What the exercise asks
Render this sentence from the text excerpt below about doctoral research at a new school in Spanish: "I knew that in the full life of an academic I may never have such an opportunity again."

Text excerpt
/---

My role within the school during its inaugural year, 1995, was as a teacher educator, involved in professional development courses with some teachers in the school. Because there were several teachers who were interested, the university course was run on the school site, rather than at a university campus. This gave me a strong feeling for both the exhilarating successes and the frustrating challenges of attempting to bring together a mixed community of primary and secondary teachers (since there were no middle schools in the area, there were no trained and experienced middle school teachers), and to blend and balance the two cultures in ways that would best support students' learning and personal growth. At one point the internal conflicts became so severe that it appeared the school community might just fly apart from the centrifugal force of conflicting expectations, but by the end of 1995 a synthesis had been reached that had many teachers raving over the new freedom they felt to teach in innovative and creative ways.
In 1996, the school added Year Nine (that is, the previous year's Year Eight students moved into the new grade), which meant that the student population increased by a third, to more than nine hundred students. This meant that the teaching staff also increased by a third, from thirty-five to almost fifty. I chose to conduct my doctoral research in the school because I felt that what was happening there was exciting, and that it related strongly to my own educational commitments and values. I saw the research as an opportunity to put into practice the new understandings gained from the earlier research (see 'Professional Context' above).
I also felt that it was important that I give to the school at least as much as I took - ethically, it would not be fair for me to gain many benefits from conducting research in the school, to take the teachers' and students' time and energies and stories and offer nothing in return. I also wanted to take advantage of the fact that I had a Ph.D. scholarship to conduct some long-term, close-up, intensive study of teaching and learning in classrooms. I knew that in the full life of an academic I may never have such an opportunity again.
For this reason, I volunteered to team teach at Arcadia for two and a half days each week throughout the 1996 school year. The teachers had trained and worked as either primary or secondary teachers, and most of the secondary teachers had specialised in areas such as English and Social Science. For this reason, many of the teachers felt very uneasy about teaching science. As an experienced science educator, I offered to help out in this area. While teaching, I would observe my own teaching practices and those of my colleagues, and the reactions and interactions of the students. I would attempt to record the happenings, emotions and implications of the classrooms through the writing of 'impressionist tales' (Van Maanen, 1988) and would check the plausibility of these tales through interviews, surveys and other forms of evidence.
I taught in five different classrooms, with five very different teachers, and also participated in the collaborative planning functions of the team. Only one of the five teachers had been at the school in 1995, so in their various ways, each had to experience for himself or herself a dramatic change of educational culture and expectations.

\---

Entries shown
/---

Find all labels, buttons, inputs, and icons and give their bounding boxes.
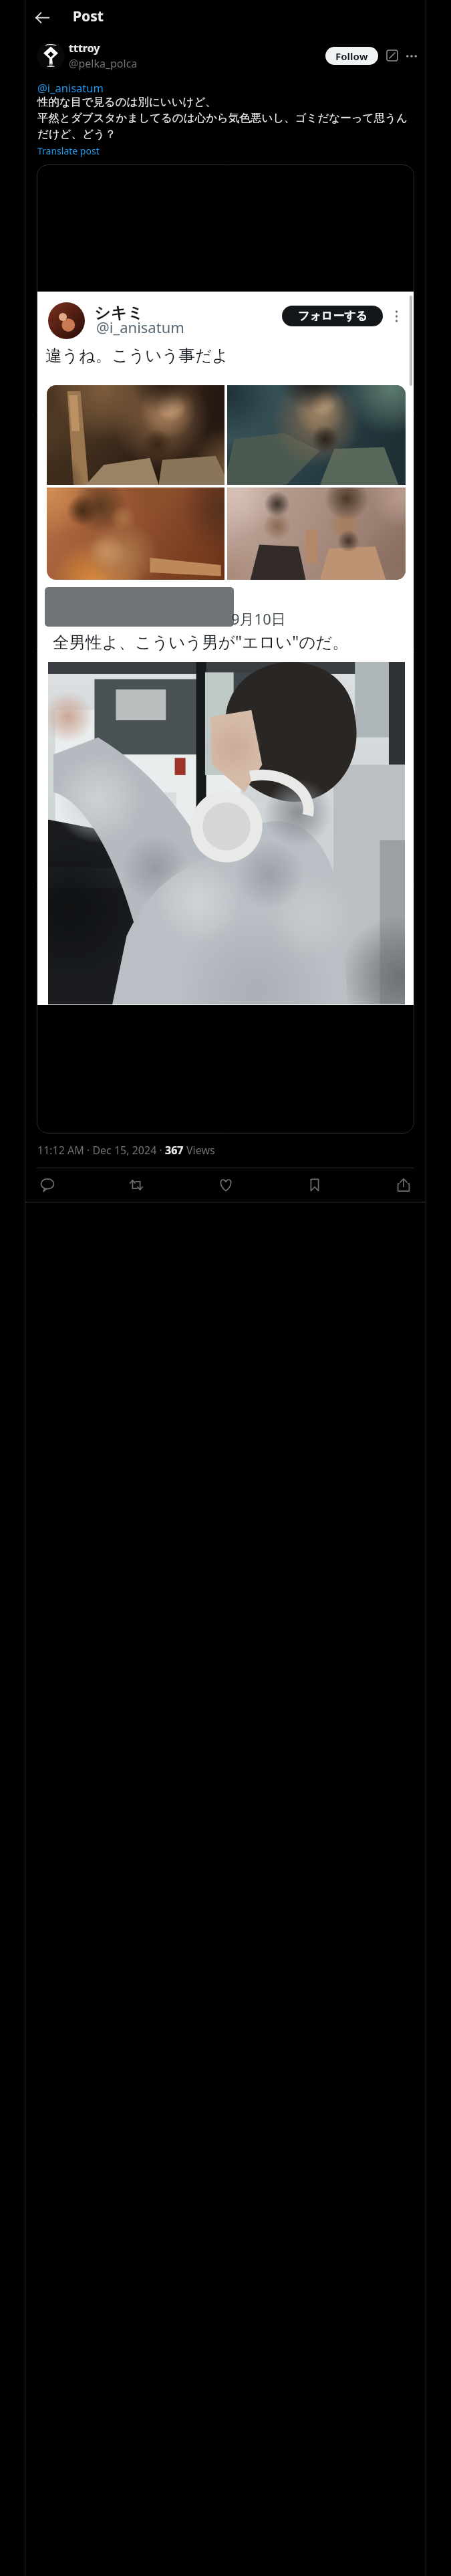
staticText: 違うね。こういう事だよ	[45, 345, 229, 366]
staticText: tttroy	[69, 41, 100, 56]
staticText: Post	[73, 7, 104, 26]
button[interactable]: Follow	[325, 47, 378, 65]
button[interactable]: Repost	[126, 1174, 147, 1196]
button[interactable]: Translate post	[37, 144, 100, 157]
staticText: 11:12 AM · Dec 15, 2024 ·	[37, 1143, 165, 1158]
staticText: Follow	[335, 49, 368, 63]
button[interactable]: Share	[393, 1174, 414, 1196]
staticText: 367	[165, 1143, 186, 1158]
button[interactable]: More	[404, 49, 418, 63]
staticText: 性的な目で見るのは別にいいけど、 平然とダブスタかましてるのは心から気色悪いし、…	[37, 95, 412, 141]
staticText: Translate post	[37, 144, 100, 157]
staticText: @pelka_polca	[69, 56, 138, 71]
button[interactable]: Back	[29, 4, 55, 31]
staticText: 全男性よ、こういう男が"エロい"のだ。	[53, 631, 349, 653]
staticText: @i_anisatum	[37, 80, 104, 95]
button[interactable]: Reply	[37, 1174, 58, 1196]
staticText: シキミ	[94, 303, 144, 323]
staticText: Views	[186, 1143, 215, 1158]
staticText: フォローする	[298, 309, 367, 323]
button[interactable]: シキミ	[37, 165, 414, 1134]
staticText: 9月10日	[231, 609, 286, 629]
button[interactable]: Bookmark	[304, 1174, 325, 1196]
button[interactable]: Post options	[385, 48, 400, 63]
button[interactable]: Like	[215, 1174, 237, 1196]
staticText: @i_anisatum	[96, 317, 184, 337]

\---

Answer below
Sabía que, en toda la vida de un académico, quizá nunca volvería a tener una oportunidad así.